MATERIAL FOR THIS EXERCISE
——————————

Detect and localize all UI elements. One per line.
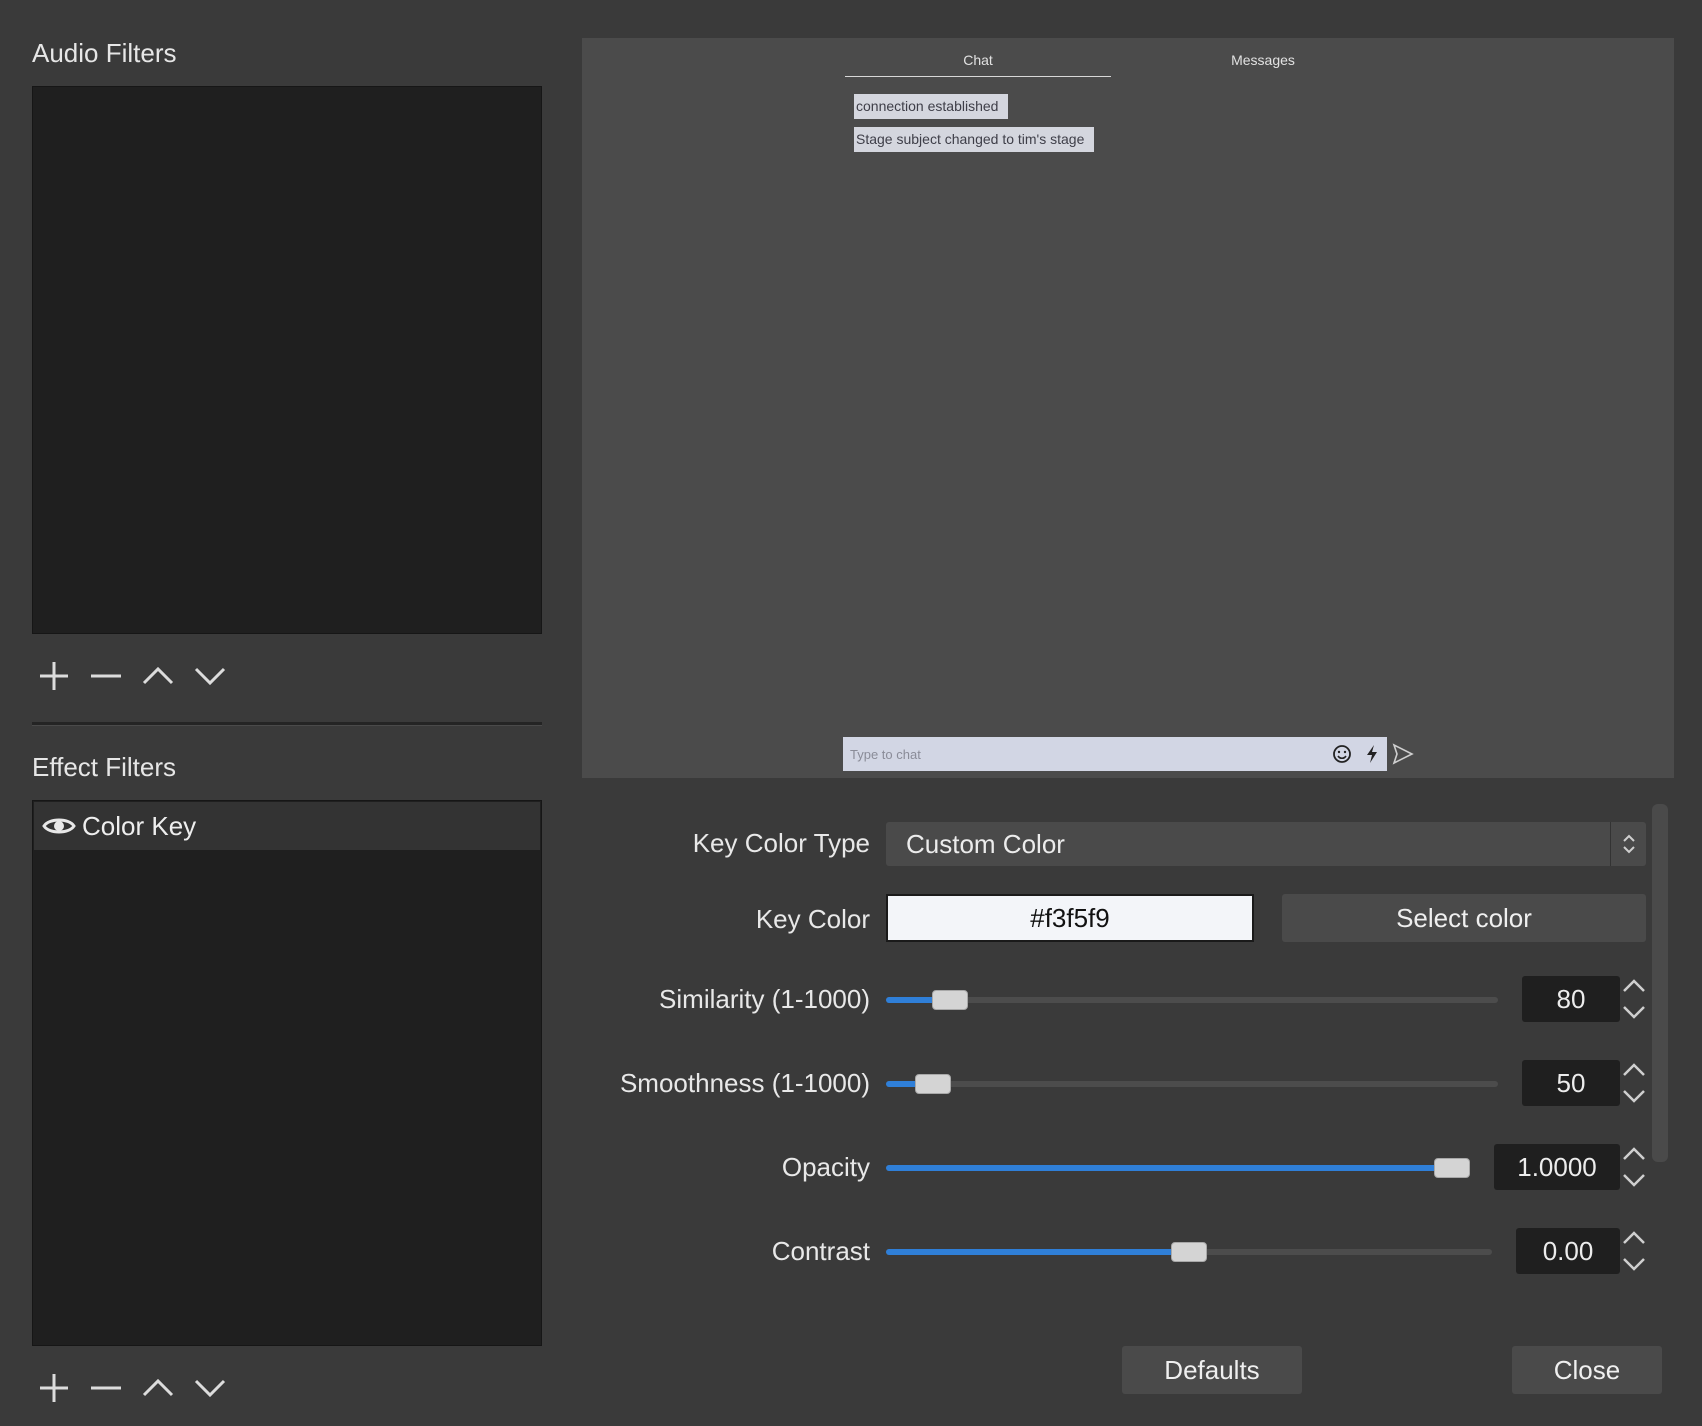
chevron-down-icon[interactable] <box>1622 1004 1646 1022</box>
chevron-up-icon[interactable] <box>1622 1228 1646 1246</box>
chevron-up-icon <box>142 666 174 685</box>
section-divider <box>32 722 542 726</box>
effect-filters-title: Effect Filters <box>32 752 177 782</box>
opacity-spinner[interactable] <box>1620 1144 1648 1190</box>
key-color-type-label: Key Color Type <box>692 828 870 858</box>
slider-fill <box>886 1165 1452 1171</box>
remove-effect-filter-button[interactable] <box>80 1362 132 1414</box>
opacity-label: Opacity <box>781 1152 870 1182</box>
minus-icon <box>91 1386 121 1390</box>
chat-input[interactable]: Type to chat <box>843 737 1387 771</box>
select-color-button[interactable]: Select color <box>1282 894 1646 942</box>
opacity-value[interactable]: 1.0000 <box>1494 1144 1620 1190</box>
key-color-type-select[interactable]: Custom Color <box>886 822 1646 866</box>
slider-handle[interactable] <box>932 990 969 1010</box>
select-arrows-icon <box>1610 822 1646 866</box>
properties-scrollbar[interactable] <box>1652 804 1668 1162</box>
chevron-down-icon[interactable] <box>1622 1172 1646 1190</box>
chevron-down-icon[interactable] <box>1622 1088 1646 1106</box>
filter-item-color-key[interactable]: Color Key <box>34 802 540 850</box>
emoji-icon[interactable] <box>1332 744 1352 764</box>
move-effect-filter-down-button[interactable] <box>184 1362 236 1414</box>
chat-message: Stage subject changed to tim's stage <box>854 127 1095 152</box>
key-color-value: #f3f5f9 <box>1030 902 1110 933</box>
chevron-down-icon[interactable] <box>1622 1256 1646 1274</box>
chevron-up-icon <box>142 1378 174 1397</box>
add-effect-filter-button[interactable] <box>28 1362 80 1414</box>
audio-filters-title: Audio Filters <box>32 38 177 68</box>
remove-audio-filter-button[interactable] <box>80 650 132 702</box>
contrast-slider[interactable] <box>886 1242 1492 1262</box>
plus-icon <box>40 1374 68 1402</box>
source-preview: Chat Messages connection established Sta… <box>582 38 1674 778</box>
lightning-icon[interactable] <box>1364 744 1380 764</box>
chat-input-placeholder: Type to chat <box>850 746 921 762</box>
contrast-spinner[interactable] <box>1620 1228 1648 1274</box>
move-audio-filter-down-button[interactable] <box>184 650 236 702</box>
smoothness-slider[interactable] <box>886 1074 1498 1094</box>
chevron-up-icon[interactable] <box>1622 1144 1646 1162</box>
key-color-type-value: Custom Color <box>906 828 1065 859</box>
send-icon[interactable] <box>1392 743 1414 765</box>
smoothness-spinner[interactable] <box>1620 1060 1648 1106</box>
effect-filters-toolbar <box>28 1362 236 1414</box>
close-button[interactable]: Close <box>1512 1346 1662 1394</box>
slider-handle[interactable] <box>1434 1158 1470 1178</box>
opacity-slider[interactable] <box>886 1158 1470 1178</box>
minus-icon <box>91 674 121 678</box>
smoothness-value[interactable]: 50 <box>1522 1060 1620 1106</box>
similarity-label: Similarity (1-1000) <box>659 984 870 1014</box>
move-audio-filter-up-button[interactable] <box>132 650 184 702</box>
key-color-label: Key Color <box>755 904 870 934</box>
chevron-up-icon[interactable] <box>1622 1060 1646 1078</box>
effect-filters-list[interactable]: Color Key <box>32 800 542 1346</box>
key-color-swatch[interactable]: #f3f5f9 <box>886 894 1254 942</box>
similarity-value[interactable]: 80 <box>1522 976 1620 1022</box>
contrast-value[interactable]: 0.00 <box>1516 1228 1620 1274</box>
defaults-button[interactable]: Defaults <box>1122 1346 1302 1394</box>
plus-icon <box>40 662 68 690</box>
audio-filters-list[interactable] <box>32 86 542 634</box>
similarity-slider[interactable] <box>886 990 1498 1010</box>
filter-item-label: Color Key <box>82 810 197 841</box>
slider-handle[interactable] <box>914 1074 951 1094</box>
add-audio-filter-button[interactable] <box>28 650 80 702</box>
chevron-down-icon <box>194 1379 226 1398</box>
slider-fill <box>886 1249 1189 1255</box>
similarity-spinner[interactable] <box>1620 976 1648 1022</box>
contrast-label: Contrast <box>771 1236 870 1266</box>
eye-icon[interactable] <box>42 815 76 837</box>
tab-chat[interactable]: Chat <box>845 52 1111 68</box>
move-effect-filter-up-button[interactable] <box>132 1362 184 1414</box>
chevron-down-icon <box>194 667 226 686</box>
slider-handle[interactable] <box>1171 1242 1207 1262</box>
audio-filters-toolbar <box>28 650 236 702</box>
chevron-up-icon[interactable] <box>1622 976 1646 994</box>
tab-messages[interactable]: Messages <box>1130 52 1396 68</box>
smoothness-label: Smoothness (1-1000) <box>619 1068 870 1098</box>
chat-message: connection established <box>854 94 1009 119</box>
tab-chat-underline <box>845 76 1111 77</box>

——————————

WHAT YOU WILL DO
Copy every row above word for word, but leave the pictures out of your copy.

REPLY
Detect and localize all UI elements. One per line.
chevron-down-icon[interactable] <box>1622 1004 1646 1022</box>
chevron-up-icon[interactable] <box>1622 1228 1646 1246</box>
chevron-up-icon <box>142 666 174 685</box>
section-divider <box>32 722 542 726</box>
effect-filters-title: Effect Filters <box>32 752 177 782</box>
opacity-spinner[interactable] <box>1620 1144 1648 1190</box>
key-color-type-label: Key Color Type <box>692 828 870 858</box>
slider-fill <box>886 1165 1452 1171</box>
remove-effect-filter-button[interactable] <box>80 1362 132 1414</box>
opacity-label: Opacity <box>781 1152 870 1182</box>
minus-icon <box>91 1386 121 1390</box>
chat-input[interactable]: Type to chat <box>843 737 1387 771</box>
select-color-button[interactable]: Select color <box>1282 894 1646 942</box>
opacity-value[interactable]: 1.0000 <box>1494 1144 1620 1190</box>
key-color-type-select[interactable]: Custom Color <box>886 822 1646 866</box>
slider-handle[interactable] <box>932 990 969 1010</box>
select-arrows-icon <box>1610 822 1646 866</box>
properties-scrollbar[interactable] <box>1652 804 1668 1162</box>
chevron-down-icon[interactable] <box>1622 1172 1646 1190</box>
chevron-down-icon[interactable] <box>1622 1088 1646 1106</box>
filter-item-color-key[interactable]: Color Key <box>34 802 540 850</box>
emoji-icon[interactable] <box>1332 744 1352 764</box>
move-effect-filter-down-button[interactable] <box>184 1362 236 1414</box>
chat-message: Stage subject changed to tim's stage <box>854 127 1095 152</box>
key-color-value: #f3f5f9 <box>1030 902 1110 933</box>
chevron-down-icon[interactable] <box>1622 1256 1646 1274</box>
chevron-up-icon <box>142 1378 174 1397</box>
add-effect-filter-button[interactable] <box>28 1362 80 1414</box>
audio-filters-title: Audio Filters <box>32 38 177 68</box>
remove-audio-filter-button[interactable] <box>80 650 132 702</box>
contrast-slider[interactable] <box>886 1242 1492 1262</box>
plus-icon <box>40 1374 68 1402</box>
source-preview: Chat Messages connection established Sta… <box>582 38 1674 778</box>
lightning-icon[interactable] <box>1364 744 1380 764</box>
chat-input-placeholder: Type to chat <box>850 746 921 762</box>
contrast-spinner[interactable] <box>1620 1228 1648 1274</box>
move-audio-filter-down-button[interactable] <box>184 650 236 702</box>
smoothness-slider[interactable] <box>886 1074 1498 1094</box>
chevron-up-icon[interactable] <box>1622 1144 1646 1162</box>
key-color-type-value: Custom Color <box>906 828 1065 859</box>
send-icon[interactable] <box>1392 743 1414 765</box>
smoothness-spinner[interactable] <box>1620 1060 1648 1106</box>
effect-filters-toolbar <box>28 1362 236 1414</box>
close-button[interactable]: Close <box>1512 1346 1662 1394</box>
slider-handle[interactable] <box>1434 1158 1470 1178</box>
opacity-slider[interactable] <box>886 1158 1470 1178</box>
minus-icon <box>91 674 121 678</box>
smoothness-value[interactable]: 50 <box>1522 1060 1620 1106</box>
similarity-label: Similarity (1-1000) <box>659 984 870 1014</box>
move-audio-filter-up-button[interactable] <box>132 650 184 702</box>
key-color-label: Key Color <box>755 904 870 934</box>
chevron-up-icon[interactable] <box>1622 1060 1646 1078</box>
effect-filters-list[interactable]: Color Key <box>32 800 542 1346</box>
key-color-swatch[interactable]: #f3f5f9 <box>886 894 1254 942</box>
similarity-value[interactable]: 80 <box>1522 976 1620 1022</box>
contrast-value[interactable]: 0.00 <box>1516 1228 1620 1274</box>
defaults-button[interactable]: Defaults <box>1122 1346 1302 1394</box>
plus-icon <box>40 662 68 690</box>
audio-filters-list[interactable] <box>32 86 542 634</box>
similarity-slider[interactable] <box>886 990 1498 1010</box>
filter-item-label: Color Key <box>82 810 197 841</box>
slider-handle[interactable] <box>914 1074 951 1094</box>
add-audio-filter-button[interactable] <box>28 650 80 702</box>
chevron-down-icon <box>194 1379 226 1398</box>
slider-fill <box>886 1249 1189 1255</box>
similarity-spinner[interactable] <box>1620 976 1648 1022</box>
contrast-label: Contrast <box>771 1236 870 1266</box>
eye-icon[interactable] <box>42 815 76 837</box>
tab-chat[interactable]: Chat <box>845 52 1111 68</box>
move-effect-filter-up-button[interactable] <box>132 1362 184 1414</box>
chevron-down-icon <box>194 667 226 686</box>
slider-handle[interactable] <box>1171 1242 1207 1262</box>
audio-filters-toolbar <box>28 650 236 702</box>
chevron-up-icon[interactable] <box>1622 976 1646 994</box>
tab-messages[interactable]: Messages <box>1130 52 1396 68</box>
smoothness-label: Smoothness (1-1000) <box>619 1068 870 1098</box>
chat-message: connection established <box>854 94 1009 119</box>
tab-chat-underline <box>845 76 1111 77</box>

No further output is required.